• _Task_: Pull every line holding the string "suatu" from the records below.

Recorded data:

====

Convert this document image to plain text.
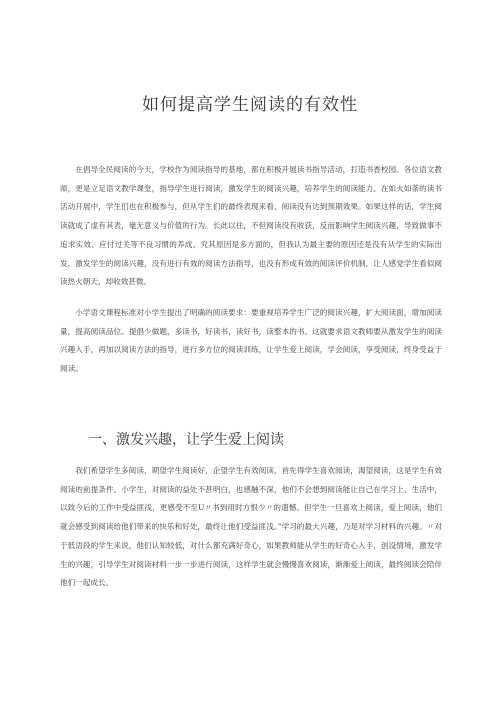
如何提高学生阅读的有效性

在倡导全民阅读的今天，学校作为阅读指导的基地，都在积极开展读书指导活动，打造书香校园。各位语文教师，更是立足语文教学课堂，指导学生进行阅读，激发学生的阅读兴趣，培养学生的阅读能力。在如火如荼的读书活动开展中，学生们也在积极参与，但从学生们的最终表现来看，阅读没有达到预期效果。如果这样的话，学生阅读就成了虚有其表，毫无意义与价值的行为。长此以往，不但阅读没有收获，反而影响学生阅读兴趣，导致做事不追求实效、应付过关等不良习惯的养成。究其原因是多方面的，但我认为最主要的原因还是没有从学生的实际出发，激发学生的阅读兴趣，没有进行有效的阅读方法指导，也没有形成有效的阅读评价机制，让人感觉学生看似阅读热火朝天，却收效甚微。

小学语文课程标准对小学生提出了明确的阅读要求：要重视培养学生广泛的阅读兴趣，扩大阅读面，增加阅读量，提高阅读品位。提倡少做题，多读书，好读书，读好书，读整本的书。这就要求语文教师要从激发学生的阅读兴趣入手，再加以阅读方法的指导，进行多方位的阅读训练，让学生爱上阅读，学会阅读，享受阅读，终身受益于阅读。

一、激发兴趣，让学生爱上阅读

我们希望学生多阅读，期望学生阅读好，企望学生有效阅读，首先得学生喜欢阅读，渴望阅读，这是学生有效阅读的前提条件。小学生，对阅读的益处不甚明白，也感触不深，他们不会想到阅读能让自己在学习上、生活中，以致今后的工作中受益匪浅，更感受不至U〃书到用时方恨少〃的遗憾。但学生一旦喜欢上阅读，爱上阅读，他们就会感受到阅读给他们带来的快乐和好处，最终让他们受益匪浅。”学习的最大兴趣，乃是对学习材料的兴趣。〃对于低语段的学生来说，他们认知较低，对什么都充满好奇心，如果教师能从学生的好奇心入手，创设情境，激发学生的兴趣，引导学生对阅读材料一步一步进行阅读，这样学生就会慢慢喜欢阅读，渐渐爱上阅读，最终阅读会陪伴他们一起成长。
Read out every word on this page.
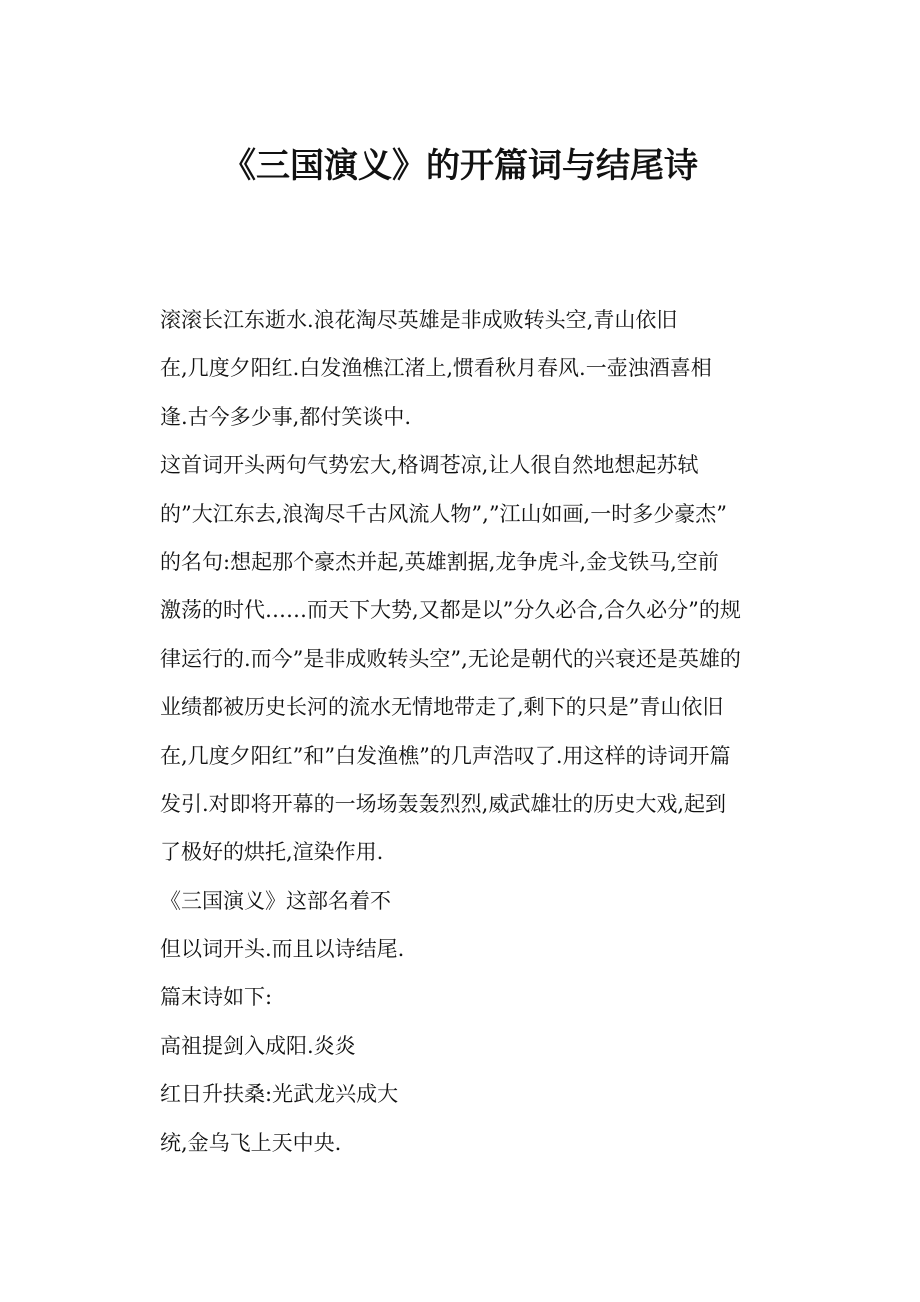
《三国演义》的开篇词与结尾诗
滚滚长江东逝水.浪花淘尽英雄是非成败转头空,青山依旧
在,几度夕阳红.白发渔樵江渚上,惯看秋月春风.一壶浊酒喜相
逢.古今多少事,都付笑谈中.
这首词开头两句气势宏大,格调苍凉,让人很自然地想起苏轼
的”大江东去,浪淘尽千古风流人物”,”江山如画,一时多少豪杰”
的名句:想起那个豪杰并起,英雄割据,龙争虎斗,金戈铁马,空前
激荡的时代……而天下大势,又都是以”分久必合,合久必分”的规
律运行的.而今”是非成败转头空”,无论是朝代的兴衰还是英雄的
业绩都被历史长河的流水无情地带走了,剩下的只是”青山依旧
在,几度夕阳红”和”白发渔樵”的几声浩叹了.用这样的诗词开篇
发引.对即将开幕的一场场轰轰烈烈,威武雄壮的历史大戏,起到
了极好的烘托,渲染作用.
《三国演义》这部名着不
但以词开头.而且以诗结尾.
篇末诗如下:
高祖提剑入成阳.炎炎
红日升扶桑:光武龙兴成大
统,金乌飞上天中央.
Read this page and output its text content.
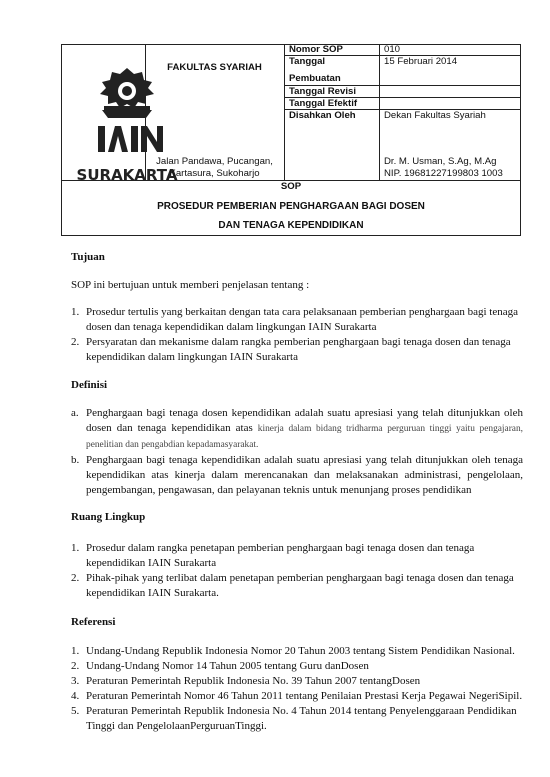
SURAKARTA
FAKULTAS SYARIAH
Jalan Pandawa, Pucangan,
Kartasura, Sukoharjo
Nomor SOP	010
Tanggal
Pembuatan
15 Februari 2014
Tanggal Revisi
Tanggal Efektif
Disahkan Oleh	Dekan Fakultas Syariah
Dr. M. Usman, S.Ag, M.Ag
NIP. 19681227199803 1003
SOP
PROSEDUR PEMBERIAN PENGHARGAAN BAGI DOSEN
DAN TENAGA KEPENDIDIKAN
Tujuan
SOP ini bertujuan untuk memberi penjelasan tentang :
1. Prosedur tertulis yang berkaitan dengan tata cara pelaksanaan pemberian penghargaan bagi tenaga dosen dan tenaga kependidikan dalam lingkungan IAIN Surakarta
2. Persyaratan dan mekanisme dalam rangka pemberian penghargaan bagi tenaga dosen dan tenaga kependidikan dalam lingkungan IAIN Surakarta
Definisi
a. Penghargaan bagi tenaga dosen kependidikan adalah suatu apresiasi yang telah ditunjukkan oleh dosen dan tenaga kependidikan atas kinerja dalam bidang tridharma perguruan tinggi yaitu pengajaran, penelitian dan pengabdian kepadamasyarakat.
b. Penghargaan bagi tenaga kependidikan adalah suatu apresiasi yang telah ditunjukkan oleh tenaga kependidikan atas kinerja dalam merencanakan dan melaksanakan administrasi, pengelolaan, pengembangan, pengawasan, dan pelayanan teknis untuk menunjang proses pendidikan
Ruang Lingkup
1. Prosedur dalam rangka penetapan pemberian penghargaan bagi tenaga dosen dan tenaga kependidikan IAIN Surakarta
2. Pihak-pihak yang terlibat dalam penetapan pemberian penghargaan bagi tenaga dosen dan tenaga kependidikan IAIN Surakarta.
Referensi
1. Undang-Undang Republik Indonesia Nomor 20 Tahun 2003 tentang Sistem Pendidikan Nasional.
2. Undang-Undang Nomor 14 Tahun 2005 tentang Guru danDosen
3. Peraturan Pemerintah Republik Indonesia No. 39 Tahun 2007 tentangDosen
4. Peraturan Pemerintah Nomor 46 Tahun 2011 tentang Penilaian Prestasi Kerja Pegawai NegeriSipil.
5. Peraturan Pemerintah Republik Indonesia No. 4 Tahun 2014 tentang Penyelenggaraan Pendidikan Tinggi dan PengelolaanPerguruanTinggi.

====

• _Reply_:
a. Penghargaan bagi tenaga dosen kependidikan adalah suatu apresiasi yang telah ditunjukkan oleh dosen dan tenaga kependidikan atas kinerja dalam bidang tridharma perguruan tinggi yaitu pengajaran, penelitian dan pengabdian kepadamasyarakat.
b. Penghargaan bagi tenaga kependidikan adalah suatu apresiasi yang telah ditunjukkan oleh tenaga kependidikan atas kinerja dalam merencanakan dan melaksanakan administrasi, pengelolaan, pengembangan, pengawasan, dan pelayanan teknis untuk menunjang proses pendidikan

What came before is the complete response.